Please rewrite the material below with every "bar-label-box" changed to "bar-value-box" and everything else left as it is.

>> START

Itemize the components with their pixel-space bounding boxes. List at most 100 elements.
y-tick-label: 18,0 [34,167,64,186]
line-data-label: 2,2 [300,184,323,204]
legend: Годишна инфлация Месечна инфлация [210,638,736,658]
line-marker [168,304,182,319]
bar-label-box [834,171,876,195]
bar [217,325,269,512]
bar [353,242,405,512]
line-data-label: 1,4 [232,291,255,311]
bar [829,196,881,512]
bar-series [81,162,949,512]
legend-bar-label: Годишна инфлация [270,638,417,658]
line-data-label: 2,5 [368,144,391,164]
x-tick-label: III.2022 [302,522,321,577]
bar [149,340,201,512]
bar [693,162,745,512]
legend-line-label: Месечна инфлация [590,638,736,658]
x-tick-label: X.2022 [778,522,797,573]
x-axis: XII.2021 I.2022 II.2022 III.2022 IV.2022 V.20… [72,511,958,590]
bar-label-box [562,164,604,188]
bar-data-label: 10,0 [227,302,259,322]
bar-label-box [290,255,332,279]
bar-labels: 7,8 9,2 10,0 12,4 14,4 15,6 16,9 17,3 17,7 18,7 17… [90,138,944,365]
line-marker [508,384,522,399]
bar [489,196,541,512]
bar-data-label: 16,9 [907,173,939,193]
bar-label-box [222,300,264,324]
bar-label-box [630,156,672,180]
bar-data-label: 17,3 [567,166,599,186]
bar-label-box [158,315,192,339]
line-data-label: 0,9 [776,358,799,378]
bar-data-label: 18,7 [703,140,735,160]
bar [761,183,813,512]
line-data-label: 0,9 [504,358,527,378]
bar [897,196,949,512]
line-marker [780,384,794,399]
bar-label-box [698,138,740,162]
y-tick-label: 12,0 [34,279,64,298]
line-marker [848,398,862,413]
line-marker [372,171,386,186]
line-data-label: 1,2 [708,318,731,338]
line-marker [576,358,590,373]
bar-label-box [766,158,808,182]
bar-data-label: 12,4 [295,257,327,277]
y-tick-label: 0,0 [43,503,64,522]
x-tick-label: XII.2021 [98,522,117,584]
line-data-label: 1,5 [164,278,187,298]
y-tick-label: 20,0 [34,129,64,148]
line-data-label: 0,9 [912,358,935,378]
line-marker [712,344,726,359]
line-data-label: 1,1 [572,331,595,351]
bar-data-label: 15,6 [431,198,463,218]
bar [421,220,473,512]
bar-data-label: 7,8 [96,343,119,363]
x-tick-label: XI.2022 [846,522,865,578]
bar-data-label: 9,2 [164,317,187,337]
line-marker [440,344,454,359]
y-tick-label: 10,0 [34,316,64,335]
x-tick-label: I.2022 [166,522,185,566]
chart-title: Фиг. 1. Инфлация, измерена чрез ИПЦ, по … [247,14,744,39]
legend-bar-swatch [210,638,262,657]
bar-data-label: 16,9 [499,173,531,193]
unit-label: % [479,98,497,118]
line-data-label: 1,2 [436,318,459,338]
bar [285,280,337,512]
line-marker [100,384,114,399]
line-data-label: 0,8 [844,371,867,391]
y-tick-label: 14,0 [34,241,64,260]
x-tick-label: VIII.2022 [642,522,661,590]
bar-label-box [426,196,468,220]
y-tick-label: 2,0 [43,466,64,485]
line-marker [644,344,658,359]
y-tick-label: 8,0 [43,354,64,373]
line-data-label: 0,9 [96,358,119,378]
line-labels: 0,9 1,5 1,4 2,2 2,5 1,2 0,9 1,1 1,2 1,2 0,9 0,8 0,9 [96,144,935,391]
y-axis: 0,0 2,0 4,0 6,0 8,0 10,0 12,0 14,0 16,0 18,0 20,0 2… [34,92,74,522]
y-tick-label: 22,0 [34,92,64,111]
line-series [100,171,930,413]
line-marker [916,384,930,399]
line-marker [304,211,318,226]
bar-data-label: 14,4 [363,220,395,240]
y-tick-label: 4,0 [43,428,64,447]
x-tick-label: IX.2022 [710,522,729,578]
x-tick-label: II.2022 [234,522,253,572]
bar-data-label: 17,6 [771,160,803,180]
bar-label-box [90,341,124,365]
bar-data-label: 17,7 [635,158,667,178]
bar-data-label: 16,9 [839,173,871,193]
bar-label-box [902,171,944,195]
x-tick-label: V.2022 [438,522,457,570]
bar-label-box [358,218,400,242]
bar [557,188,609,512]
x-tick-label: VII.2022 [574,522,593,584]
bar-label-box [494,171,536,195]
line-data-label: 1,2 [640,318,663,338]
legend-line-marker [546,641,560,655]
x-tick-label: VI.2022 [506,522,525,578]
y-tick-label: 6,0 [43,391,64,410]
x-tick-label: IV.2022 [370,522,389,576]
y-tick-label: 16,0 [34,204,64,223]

>> END

Expected answer -
Itemize the components with their pixel-space bounding boxes. List at most 100 elements.
y-tick-label: 18,0 [34,167,64,186]
line-data-label: 2,2 [300,184,323,204]
legend: Годишна инфлация Месечна инфлация [210,638,736,658]
line-marker [168,304,182,319]
bar-value-box [834,171,876,195]
bar [217,325,269,512]
bar [353,242,405,512]
line-data-label: 1,4 [232,291,255,311]
bar [829,196,881,512]
bar-series [81,162,949,512]
legend-bar-label: Годишна инфлация [270,638,417,658]
line-data-label: 2,5 [368,144,391,164]
x-tick-label: III.2022 [302,522,321,577]
bar [149,340,201,512]
bar [693,162,745,512]
legend-line-label: Месечна инфлация [590,638,736,658]
x-tick-label: X.2022 [778,522,797,573]
x-axis: XII.2021 I.2022 II.2022 III.2022 IV.2022 V.20… [72,511,958,590]
bar-value-box [562,164,604,188]
bar-data-label: 10,0 [227,302,259,322]
bar-value-box [290,255,332,279]
bar-labels: 7,8 9,2 10,0 12,4 14,4 15,6 16,9 17,3 17,7 18,7 17… [90,138,944,365]
line-marker [508,384,522,399]
bar [489,196,541,512]
bar-data-label: 16,9 [907,173,939,193]
bar-value-box [222,300,264,324]
bar-value-box [630,156,672,180]
bar-data-label: 17,3 [567,166,599,186]
bar-value-box [158,315,192,339]
line-data-label: 0,9 [776,358,799,378]
bar-data-label: 18,7 [703,140,735,160]
bar [761,183,813,512]
line-data-label: 0,9 [504,358,527,378]
bar [897,196,949,512]
line-marker [780,384,794,399]
bar-value-box [698,138,740,162]
y-tick-label: 12,0 [34,279,64,298]
line-marker [848,398,862,413]
line-marker [372,171,386,186]
line-data-label: 1,2 [708,318,731,338]
line-marker [576,358,590,373]
bar-value-box [766,158,808,182]
bar-data-label: 12,4 [295,257,327,277]
y-tick-label: 0,0 [43,503,64,522]
x-tick-label: XII.2021 [98,522,117,584]
line-data-label: 1,5 [164,278,187,298]
y-tick-label: 20,0 [34,129,64,148]
line-data-label: 0,9 [912,358,935,378]
line-marker [712,344,726,359]
line-data-label: 1,1 [572,331,595,351]
bar-data-label: 15,6 [431,198,463,218]
bar [421,220,473,512]
bar-data-label: 7,8 [96,343,119,363]
x-tick-label: XI.2022 [846,522,865,578]
bar-data-label: 9,2 [164,317,187,337]
line-marker [440,344,454,359]
y-tick-label: 10,0 [34,316,64,335]
x-tick-label: I.2022 [166,522,185,566]
chart-title: Фиг. 1. Инфлация, измерена чрез ИПЦ, по … [247,14,744,39]
legend-bar-swatch [210,638,262,657]
bar-data-label: 16,9 [499,173,531,193]
unit-label: % [479,98,497,118]
line-data-label: 1,2 [436,318,459,338]
bar [285,280,337,512]
line-marker [100,384,114,399]
line-data-label: 0,8 [844,371,867,391]
y-tick-label: 14,0 [34,241,64,260]
x-tick-label: VIII.2022 [642,522,661,590]
bar-value-box [426,196,468,220]
y-tick-label: 2,0 [43,466,64,485]
line-marker [644,344,658,359]
y-tick-label: 8,0 [43,354,64,373]
line-data-label: 0,9 [96,358,119,378]
line-labels: 0,9 1,5 1,4 2,2 2,5 1,2 0,9 1,1 1,2 1,2 0,9 0,8 0,9 [96,144,935,391]
y-axis: 0,0 2,0 4,0 6,0 8,0 10,0 12,0 14,0 16,0 18,0 20,0 2… [34,92,74,522]
y-tick-label: 22,0 [34,92,64,111]
line-series [100,171,930,413]
line-marker [916,384,930,399]
line-marker [304,211,318,226]
bar-data-label: 14,4 [363,220,395,240]
y-tick-label: 4,0 [43,428,64,447]
x-tick-label: IX.2022 [710,522,729,578]
x-tick-label: II.2022 [234,522,253,572]
bar-data-label: 17,6 [771,160,803,180]
bar-value-box [90,341,124,365]
bar-data-label: 17,7 [635,158,667,178]
bar-data-label: 16,9 [839,173,871,193]
bar-value-box [902,171,944,195]
x-tick-label: V.2022 [438,522,457,570]
bar-value-box [358,218,400,242]
bar [557,188,609,512]
x-tick-label: VII.2022 [574,522,593,584]
bar-value-box [494,171,536,195]
line-data-label: 1,2 [640,318,663,338]
legend-line-marker [546,641,560,655]
x-tick-label: VI.2022 [506,522,525,578]
y-tick-label: 6,0 [43,391,64,410]
x-tick-label: IV.2022 [370,522,389,576]
y-tick-label: 16,0 [34,204,64,223]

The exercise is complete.